**RECORDS:**
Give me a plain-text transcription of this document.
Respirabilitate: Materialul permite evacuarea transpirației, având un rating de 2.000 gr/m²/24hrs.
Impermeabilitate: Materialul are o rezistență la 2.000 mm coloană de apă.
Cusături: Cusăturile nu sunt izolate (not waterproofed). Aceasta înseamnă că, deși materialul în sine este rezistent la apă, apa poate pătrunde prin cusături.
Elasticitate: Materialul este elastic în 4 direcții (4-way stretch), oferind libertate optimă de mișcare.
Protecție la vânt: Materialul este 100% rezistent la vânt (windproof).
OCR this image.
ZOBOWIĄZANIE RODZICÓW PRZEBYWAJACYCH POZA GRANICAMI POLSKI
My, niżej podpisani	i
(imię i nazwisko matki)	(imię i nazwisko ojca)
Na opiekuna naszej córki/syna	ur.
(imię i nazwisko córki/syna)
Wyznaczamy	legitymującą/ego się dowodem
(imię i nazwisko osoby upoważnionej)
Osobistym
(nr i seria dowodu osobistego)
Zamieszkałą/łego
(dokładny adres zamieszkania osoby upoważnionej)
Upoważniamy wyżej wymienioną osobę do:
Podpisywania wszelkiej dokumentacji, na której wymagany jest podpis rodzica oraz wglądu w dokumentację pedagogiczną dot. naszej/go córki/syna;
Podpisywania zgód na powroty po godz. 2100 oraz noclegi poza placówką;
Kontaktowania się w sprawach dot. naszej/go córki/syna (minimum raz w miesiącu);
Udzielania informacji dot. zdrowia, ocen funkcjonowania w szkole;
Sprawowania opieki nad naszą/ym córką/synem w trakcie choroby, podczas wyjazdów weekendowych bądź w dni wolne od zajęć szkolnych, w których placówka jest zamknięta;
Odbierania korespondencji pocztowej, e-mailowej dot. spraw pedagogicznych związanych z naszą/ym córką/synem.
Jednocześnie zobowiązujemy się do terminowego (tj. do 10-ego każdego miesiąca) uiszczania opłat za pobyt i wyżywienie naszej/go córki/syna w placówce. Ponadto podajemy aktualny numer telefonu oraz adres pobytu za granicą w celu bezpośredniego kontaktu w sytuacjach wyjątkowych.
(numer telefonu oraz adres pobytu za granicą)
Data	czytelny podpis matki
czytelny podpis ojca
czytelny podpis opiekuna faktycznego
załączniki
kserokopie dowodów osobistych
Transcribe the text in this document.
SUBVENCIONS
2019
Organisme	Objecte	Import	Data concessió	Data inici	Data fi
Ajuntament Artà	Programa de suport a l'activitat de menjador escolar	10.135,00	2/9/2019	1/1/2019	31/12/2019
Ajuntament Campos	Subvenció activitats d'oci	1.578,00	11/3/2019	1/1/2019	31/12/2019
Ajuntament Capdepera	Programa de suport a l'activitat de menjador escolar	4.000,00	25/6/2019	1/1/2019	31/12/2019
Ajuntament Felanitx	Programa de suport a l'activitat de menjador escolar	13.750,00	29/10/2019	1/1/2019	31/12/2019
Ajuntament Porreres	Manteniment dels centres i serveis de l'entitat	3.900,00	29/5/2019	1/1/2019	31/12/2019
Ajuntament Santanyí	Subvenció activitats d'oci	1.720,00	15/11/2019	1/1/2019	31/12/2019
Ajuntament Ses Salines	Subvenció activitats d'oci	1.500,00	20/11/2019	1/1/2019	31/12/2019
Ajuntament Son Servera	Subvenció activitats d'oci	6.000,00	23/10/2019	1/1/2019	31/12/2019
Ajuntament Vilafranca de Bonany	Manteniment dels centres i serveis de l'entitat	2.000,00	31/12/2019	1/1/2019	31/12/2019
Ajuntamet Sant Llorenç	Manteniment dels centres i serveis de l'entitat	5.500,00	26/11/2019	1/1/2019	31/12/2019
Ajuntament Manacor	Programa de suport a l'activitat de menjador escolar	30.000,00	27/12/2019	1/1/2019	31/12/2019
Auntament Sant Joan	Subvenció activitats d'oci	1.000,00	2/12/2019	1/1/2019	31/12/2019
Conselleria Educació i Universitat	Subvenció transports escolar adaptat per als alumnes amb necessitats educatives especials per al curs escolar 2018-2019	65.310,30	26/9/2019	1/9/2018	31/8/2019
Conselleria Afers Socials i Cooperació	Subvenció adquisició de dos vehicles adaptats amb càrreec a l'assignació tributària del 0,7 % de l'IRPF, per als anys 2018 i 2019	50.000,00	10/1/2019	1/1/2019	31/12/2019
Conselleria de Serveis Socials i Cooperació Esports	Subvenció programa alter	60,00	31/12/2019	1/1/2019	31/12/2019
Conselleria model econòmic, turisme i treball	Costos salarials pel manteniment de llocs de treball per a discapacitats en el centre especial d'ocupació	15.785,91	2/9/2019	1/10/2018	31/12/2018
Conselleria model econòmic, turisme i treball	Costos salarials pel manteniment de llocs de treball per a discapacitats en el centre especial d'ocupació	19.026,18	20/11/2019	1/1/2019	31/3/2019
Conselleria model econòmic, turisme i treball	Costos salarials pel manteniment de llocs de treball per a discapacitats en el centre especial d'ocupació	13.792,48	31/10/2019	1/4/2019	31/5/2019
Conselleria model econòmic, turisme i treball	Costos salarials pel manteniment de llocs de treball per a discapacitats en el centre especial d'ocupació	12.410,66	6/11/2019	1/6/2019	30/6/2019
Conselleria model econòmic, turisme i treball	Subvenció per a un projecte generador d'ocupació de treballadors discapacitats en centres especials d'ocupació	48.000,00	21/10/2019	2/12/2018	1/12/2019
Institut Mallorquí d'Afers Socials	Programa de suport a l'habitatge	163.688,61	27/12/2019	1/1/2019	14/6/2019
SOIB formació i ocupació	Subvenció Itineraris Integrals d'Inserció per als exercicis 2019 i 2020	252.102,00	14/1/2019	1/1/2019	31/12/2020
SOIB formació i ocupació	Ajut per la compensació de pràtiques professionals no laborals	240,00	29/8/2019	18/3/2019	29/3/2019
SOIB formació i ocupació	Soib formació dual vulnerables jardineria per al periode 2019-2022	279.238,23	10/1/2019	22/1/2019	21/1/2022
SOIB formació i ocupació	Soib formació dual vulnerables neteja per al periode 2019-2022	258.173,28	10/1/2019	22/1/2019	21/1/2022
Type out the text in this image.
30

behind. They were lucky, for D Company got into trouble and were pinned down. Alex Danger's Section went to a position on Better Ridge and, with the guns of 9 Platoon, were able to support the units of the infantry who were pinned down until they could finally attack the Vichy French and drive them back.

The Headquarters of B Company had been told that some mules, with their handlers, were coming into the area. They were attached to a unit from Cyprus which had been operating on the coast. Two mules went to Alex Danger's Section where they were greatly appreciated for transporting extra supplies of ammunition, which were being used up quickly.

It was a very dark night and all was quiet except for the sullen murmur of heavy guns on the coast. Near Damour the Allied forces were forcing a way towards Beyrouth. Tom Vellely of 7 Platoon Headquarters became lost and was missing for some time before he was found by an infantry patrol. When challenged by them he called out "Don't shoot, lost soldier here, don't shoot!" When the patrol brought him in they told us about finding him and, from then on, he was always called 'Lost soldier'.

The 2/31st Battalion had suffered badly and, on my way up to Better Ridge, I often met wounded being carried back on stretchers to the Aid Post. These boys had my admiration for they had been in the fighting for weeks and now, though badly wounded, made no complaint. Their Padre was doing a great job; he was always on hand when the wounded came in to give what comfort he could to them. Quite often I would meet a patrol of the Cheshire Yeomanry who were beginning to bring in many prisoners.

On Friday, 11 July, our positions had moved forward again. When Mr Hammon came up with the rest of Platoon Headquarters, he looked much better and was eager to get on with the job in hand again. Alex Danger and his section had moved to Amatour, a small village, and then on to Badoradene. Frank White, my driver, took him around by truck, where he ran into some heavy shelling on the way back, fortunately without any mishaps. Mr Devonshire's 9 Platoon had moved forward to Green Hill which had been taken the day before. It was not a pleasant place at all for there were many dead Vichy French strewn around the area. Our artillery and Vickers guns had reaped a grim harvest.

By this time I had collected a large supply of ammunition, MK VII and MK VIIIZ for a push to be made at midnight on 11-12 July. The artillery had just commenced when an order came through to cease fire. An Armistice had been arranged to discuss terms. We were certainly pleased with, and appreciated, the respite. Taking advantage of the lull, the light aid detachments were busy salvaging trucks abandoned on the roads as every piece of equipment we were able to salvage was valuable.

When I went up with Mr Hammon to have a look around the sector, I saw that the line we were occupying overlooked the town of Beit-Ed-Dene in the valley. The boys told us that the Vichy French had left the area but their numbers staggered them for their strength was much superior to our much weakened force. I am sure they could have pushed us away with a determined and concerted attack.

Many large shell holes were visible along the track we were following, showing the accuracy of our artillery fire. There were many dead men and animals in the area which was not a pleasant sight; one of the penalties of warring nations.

**REQUEST:**
Identify each line in the entries with the word "osoby" and copy it.

**THE REPLY:**
(imię i nazwisko osoby upoważnionej)
(dokładny adres zamieszkania osoby upoważnionej)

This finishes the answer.